- _Data supplied_:

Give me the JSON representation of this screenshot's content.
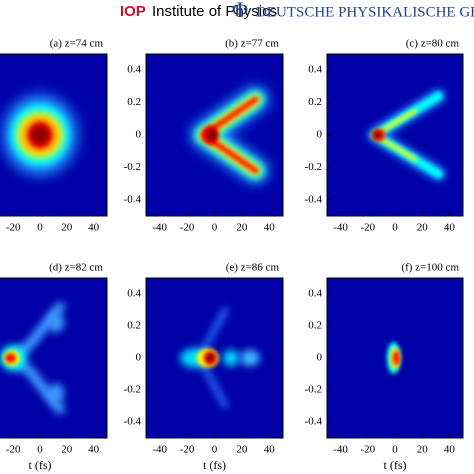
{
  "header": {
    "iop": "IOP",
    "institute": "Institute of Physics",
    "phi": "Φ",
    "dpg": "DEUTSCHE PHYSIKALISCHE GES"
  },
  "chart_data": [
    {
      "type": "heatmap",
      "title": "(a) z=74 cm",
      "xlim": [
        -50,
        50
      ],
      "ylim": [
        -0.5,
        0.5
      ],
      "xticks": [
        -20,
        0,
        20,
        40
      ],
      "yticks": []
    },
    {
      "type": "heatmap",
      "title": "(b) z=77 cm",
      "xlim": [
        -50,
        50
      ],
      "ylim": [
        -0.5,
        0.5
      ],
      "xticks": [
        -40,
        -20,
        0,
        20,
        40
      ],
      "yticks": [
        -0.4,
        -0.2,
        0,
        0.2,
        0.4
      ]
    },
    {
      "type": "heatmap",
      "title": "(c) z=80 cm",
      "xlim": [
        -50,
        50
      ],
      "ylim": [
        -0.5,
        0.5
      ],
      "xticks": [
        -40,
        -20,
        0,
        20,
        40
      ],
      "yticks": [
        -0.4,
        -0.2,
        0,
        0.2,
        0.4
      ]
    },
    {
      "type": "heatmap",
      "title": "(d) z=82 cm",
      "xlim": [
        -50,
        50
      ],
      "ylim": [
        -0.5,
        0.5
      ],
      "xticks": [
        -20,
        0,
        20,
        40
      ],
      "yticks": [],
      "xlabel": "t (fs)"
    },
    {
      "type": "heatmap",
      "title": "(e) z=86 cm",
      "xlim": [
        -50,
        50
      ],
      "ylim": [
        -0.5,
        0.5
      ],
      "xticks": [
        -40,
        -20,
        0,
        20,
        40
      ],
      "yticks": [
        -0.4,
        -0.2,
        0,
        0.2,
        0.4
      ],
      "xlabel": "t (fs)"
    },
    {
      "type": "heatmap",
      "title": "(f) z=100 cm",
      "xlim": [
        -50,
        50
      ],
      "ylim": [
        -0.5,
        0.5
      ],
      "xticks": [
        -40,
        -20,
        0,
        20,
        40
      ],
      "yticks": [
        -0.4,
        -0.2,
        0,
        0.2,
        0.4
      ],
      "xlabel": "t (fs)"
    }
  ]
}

- _What to produce_:
Retype the data above exactly; pictures are not part of the copy.

- _Correct answer_:
Give me the JSON representation of this screenshot's content.
{
  "header": {
    "iop": "IOP",
    "institute": "Institute of Physics",
    "phi": "Φ",
    "dpg": "DEUTSCHE PHYSIKALISCHE GES"
  },
  "chart_data": [
    {
      "type": "heatmap",
      "title": "(a) z=74 cm",
      "xlim": [
        -50,
        50
      ],
      "ylim": [
        -0.5,
        0.5
      ],
      "xticks": [
        -20,
        0,
        20,
        40
      ],
      "yticks": []
    },
    {
      "type": "heatmap",
      "title": "(b) z=77 cm",
      "xlim": [
        -50,
        50
      ],
      "ylim": [
        -0.5,
        0.5
      ],
      "xticks": [
        -40,
        -20,
        0,
        20,
        40
      ],
      "yticks": [
        -0.4,
        -0.2,
        0,
        0.2,
        0.4
      ]
    },
    {
      "type": "heatmap",
      "title": "(c) z=80 cm",
      "xlim": [
        -50,
        50
      ],
      "ylim": [
        -0.5,
        0.5
      ],
      "xticks": [
        -40,
        -20,
        0,
        20,
        40
      ],
      "yticks": [
        -0.4,
        -0.2,
        0,
        0.2,
        0.4
      ]
    },
    {
      "type": "heatmap",
      "title": "(d) z=82 cm",
      "xlim": [
        -50,
        50
      ],
      "ylim": [
        -0.5,
        0.5
      ],
      "xticks": [
        -20,
        0,
        20,
        40
      ],
      "yticks": [],
      "xlabel": "t (fs)"
    },
    {
      "type": "heatmap",
      "title": "(e) z=86 cm",
      "xlim": [
        -50,
        50
      ],
      "ylim": [
        -0.5,
        0.5
      ],
      "xticks": [
        -40,
        -20,
        0,
        20,
        40
      ],
      "yticks": [
        -0.4,
        -0.2,
        0,
        0.2,
        0.4
      ],
      "xlabel": "t (fs)"
    },
    {
      "type": "heatmap",
      "title": "(f) z=100 cm",
      "xlim": [
        -50,
        50
      ],
      "ylim": [
        -0.5,
        0.5
      ],
      "xticks": [
        -40,
        -20,
        0,
        20,
        40
      ],
      "yticks": [
        -0.4,
        -0.2,
        0,
        0.2,
        0.4
      ],
      "xlabel": "t (fs)"
    }
  ]
}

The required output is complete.